> _PROBLEM DESCRIPTION_: Reproduce this listing in full.

- - - - - - -

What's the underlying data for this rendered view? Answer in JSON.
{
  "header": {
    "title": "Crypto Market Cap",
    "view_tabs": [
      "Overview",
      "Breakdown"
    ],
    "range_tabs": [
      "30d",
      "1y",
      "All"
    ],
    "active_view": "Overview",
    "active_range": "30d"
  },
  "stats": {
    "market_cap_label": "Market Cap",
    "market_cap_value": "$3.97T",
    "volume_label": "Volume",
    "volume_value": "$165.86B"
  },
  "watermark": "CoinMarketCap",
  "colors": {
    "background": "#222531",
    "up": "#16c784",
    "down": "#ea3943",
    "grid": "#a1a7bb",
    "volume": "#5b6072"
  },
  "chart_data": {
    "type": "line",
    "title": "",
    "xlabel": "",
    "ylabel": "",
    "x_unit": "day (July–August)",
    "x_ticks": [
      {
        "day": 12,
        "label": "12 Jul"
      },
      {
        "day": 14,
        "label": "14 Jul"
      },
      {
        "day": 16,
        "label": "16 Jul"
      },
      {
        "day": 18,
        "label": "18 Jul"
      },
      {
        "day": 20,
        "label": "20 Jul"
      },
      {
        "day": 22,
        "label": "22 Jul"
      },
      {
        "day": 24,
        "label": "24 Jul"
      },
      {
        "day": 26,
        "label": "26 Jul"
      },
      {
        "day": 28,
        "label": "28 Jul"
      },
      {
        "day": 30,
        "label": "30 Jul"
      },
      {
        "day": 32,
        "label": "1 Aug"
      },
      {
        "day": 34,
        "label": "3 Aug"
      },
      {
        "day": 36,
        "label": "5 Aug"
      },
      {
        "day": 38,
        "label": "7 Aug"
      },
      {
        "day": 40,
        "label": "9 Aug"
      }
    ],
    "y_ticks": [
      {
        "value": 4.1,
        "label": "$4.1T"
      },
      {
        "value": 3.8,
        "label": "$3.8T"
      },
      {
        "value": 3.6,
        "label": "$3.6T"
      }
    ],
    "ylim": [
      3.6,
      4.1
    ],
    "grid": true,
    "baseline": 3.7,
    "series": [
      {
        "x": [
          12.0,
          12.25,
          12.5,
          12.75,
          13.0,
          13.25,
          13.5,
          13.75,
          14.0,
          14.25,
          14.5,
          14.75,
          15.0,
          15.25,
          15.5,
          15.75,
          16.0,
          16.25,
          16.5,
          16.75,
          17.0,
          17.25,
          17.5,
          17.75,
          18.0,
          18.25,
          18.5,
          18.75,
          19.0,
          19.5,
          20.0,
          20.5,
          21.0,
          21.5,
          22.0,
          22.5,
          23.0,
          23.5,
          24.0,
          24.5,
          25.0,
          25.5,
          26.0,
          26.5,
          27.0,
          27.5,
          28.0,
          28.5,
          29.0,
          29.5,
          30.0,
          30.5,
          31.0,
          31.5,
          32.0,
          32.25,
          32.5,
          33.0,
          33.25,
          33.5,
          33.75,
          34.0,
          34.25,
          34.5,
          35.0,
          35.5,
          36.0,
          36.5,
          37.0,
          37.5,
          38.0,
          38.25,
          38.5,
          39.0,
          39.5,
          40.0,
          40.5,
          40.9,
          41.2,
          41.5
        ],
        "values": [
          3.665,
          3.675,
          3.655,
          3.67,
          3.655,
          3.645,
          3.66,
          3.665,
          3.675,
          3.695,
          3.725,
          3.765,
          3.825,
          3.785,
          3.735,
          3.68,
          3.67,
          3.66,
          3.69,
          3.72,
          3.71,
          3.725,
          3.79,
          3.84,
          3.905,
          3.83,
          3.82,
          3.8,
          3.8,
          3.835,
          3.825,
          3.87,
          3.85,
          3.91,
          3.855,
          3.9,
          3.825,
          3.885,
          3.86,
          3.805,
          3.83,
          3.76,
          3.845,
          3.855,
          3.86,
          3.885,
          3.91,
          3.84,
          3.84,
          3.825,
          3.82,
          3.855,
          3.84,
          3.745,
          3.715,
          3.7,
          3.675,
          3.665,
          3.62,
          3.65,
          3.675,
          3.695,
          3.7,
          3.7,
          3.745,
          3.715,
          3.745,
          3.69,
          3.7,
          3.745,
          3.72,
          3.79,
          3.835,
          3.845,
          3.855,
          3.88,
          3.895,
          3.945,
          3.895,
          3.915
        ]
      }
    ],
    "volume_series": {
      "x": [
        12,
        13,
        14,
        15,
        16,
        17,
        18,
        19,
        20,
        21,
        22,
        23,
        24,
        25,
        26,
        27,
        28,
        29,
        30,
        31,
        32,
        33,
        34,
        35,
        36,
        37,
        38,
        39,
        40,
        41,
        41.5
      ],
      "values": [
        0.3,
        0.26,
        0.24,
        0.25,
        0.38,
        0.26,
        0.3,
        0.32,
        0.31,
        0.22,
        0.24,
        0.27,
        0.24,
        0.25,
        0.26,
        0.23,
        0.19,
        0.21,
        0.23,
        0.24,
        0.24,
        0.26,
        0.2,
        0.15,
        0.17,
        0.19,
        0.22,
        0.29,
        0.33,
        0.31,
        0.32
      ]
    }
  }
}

- - - - - - -

> _EXPECTED OUTPUT_:
What's the underlying data for this rendered view? Answer in JSON.
{
  "header": {
    "title": "Crypto Market Cap",
    "view_tabs": [
      "Overview",
      "Breakdown"
    ],
    "range_tabs": [
      "30d",
      "1y",
      "All"
    ],
    "active_view": "Overview",
    "active_range": "30d"
  },
  "stats": {
    "market_cap_label": "Market Cap",
    "market_cap_value": "$3.97T",
    "volume_label": "Volume",
    "volume_value": "$165.86B"
  },
  "watermark": "CoinMarketCap",
  "colors": {
    "background": "#222531",
    "up": "#16c784",
    "down": "#ea3943",
    "grid": "#a1a7bb",
    "volume": "#5b6072"
  },
  "chart_data": {
    "type": "line",
    "title": "",
    "xlabel": "",
    "ylabel": "",
    "x_unit": "day (July–August)",
    "x_ticks": [
      {
        "day": 12,
        "label": "12 Jul"
      },
      {
        "day": 14,
        "label": "14 Jul"
      },
      {
        "day": 16,
        "label": "16 Jul"
      },
      {
        "day": 18,
        "label": "18 Jul"
      },
      {
        "day": 20,
        "label": "20 Jul"
      },
      {
        "day": 22,
        "label": "22 Jul"
      },
      {
        "day": 24,
        "label": "24 Jul"
      },
      {
        "day": 26,
        "label": "26 Jul"
      },
      {
        "day": 28,
        "label": "28 Jul"
      },
      {
        "day": 30,
        "label": "30 Jul"
      },
      {
        "day": 32,
        "label": "1 Aug"
      },
      {
        "day": 34,
        "label": "3 Aug"
      },
      {
        "day": 36,
        "label": "5 Aug"
      },
      {
        "day": 38,
        "label": "7 Aug"
      },
      {
        "day": 40,
        "label": "9 Aug"
      }
    ],
    "y_ticks": [
      {
        "value": 4.1,
        "label": "$4.1T"
      },
      {
        "value": 3.8,
        "label": "$3.8T"
      },
      {
        "value": 3.6,
        "label": "$3.6T"
      }
    ],
    "ylim": [
      3.6,
      4.1
    ],
    "grid": true,
    "baseline": 3.7,
    "series": [
      {
        "x": [
          12.0,
          12.25,
          12.5,
          12.75,
          13.0,
          13.25,
          13.5,
          13.75,
          14.0,
          14.25,
          14.5,
          14.75,
          15.0,
          15.25,
          15.5,
          15.75,
          16.0,
          16.25,
          16.5,
          16.75,
          17.0,
          17.25,
          17.5,
          17.75,
          18.0,
          18.25,
          18.5,
          18.75,
          19.0,
          19.5,
          20.0,
          20.5,
          21.0,
          21.5,
          22.0,
          22.5,
          23.0,
          23.5,
          24.0,
          24.5,
          25.0,
          25.5,
          26.0,
          26.5,
          27.0,
          27.5,
          28.0,
          28.5,
          29.0,
          29.5,
          30.0,
          30.5,
          31.0,
          31.5,
          32.0,
          32.25,
          32.5,
          33.0,
          33.25,
          33.5,
          33.75,
          34.0,
          34.25,
          34.5,
          35.0,
          35.5,
          36.0,
          36.5,
          37.0,
          37.5,
          38.0,
          38.25,
          38.5,
          39.0,
          39.5,
          40.0,
          40.5,
          40.9,
          41.2,
          41.5
        ],
        "values": [
          3.665,
          3.675,
          3.655,
          3.67,
          3.655,
          3.645,
          3.66,
          3.665,
          3.675,
          3.695,
          3.725,
          3.765,
          3.825,
          3.785,
          3.735,
          3.68,
          3.67,
          3.66,
          3.69,
          3.72,
          3.71,
          3.725,
          3.79,
          3.84,
          3.905,
          3.83,
          3.82,
          3.8,
          3.8,
          3.835,
          3.825,
          3.87,
          3.85,
          3.91,
          3.855,
          3.9,
          3.825,
          3.885,
          3.86,
          3.805,
          3.83,
          3.76,
          3.845,
          3.855,
          3.86,
          3.885,
          3.91,
          3.84,
          3.84,
          3.825,
          3.82,
          3.855,
          3.84,
          3.745,
          3.715,
          3.7,
          3.675,
          3.665,
          3.62,
          3.65,
          3.675,
          3.695,
          3.7,
          3.7,
          3.745,
          3.715,
          3.745,
          3.69,
          3.7,
          3.745,
          3.72,
          3.79,
          3.835,
          3.845,
          3.855,
          3.88,
          3.895,
          3.945,
          3.895,
          3.915
        ]
      }
    ],
    "volume_series": {
      "x": [
        12,
        13,
        14,
        15,
        16,
        17,
        18,
        19,
        20,
        21,
        22,
        23,
        24,
        25,
        26,
        27,
        28,
        29,
        30,
        31,
        32,
        33,
        34,
        35,
        36,
        37,
        38,
        39,
        40,
        41,
        41.5
      ],
      "values": [
        0.3,
        0.26,
        0.24,
        0.25,
        0.38,
        0.26,
        0.3,
        0.32,
        0.31,
        0.22,
        0.24,
        0.27,
        0.24,
        0.25,
        0.26,
        0.23,
        0.19,
        0.21,
        0.23,
        0.24,
        0.24,
        0.26,
        0.2,
        0.15,
        0.17,
        0.19,
        0.22,
        0.29,
        0.33,
        0.31,
        0.32
      ]
    }
  }
}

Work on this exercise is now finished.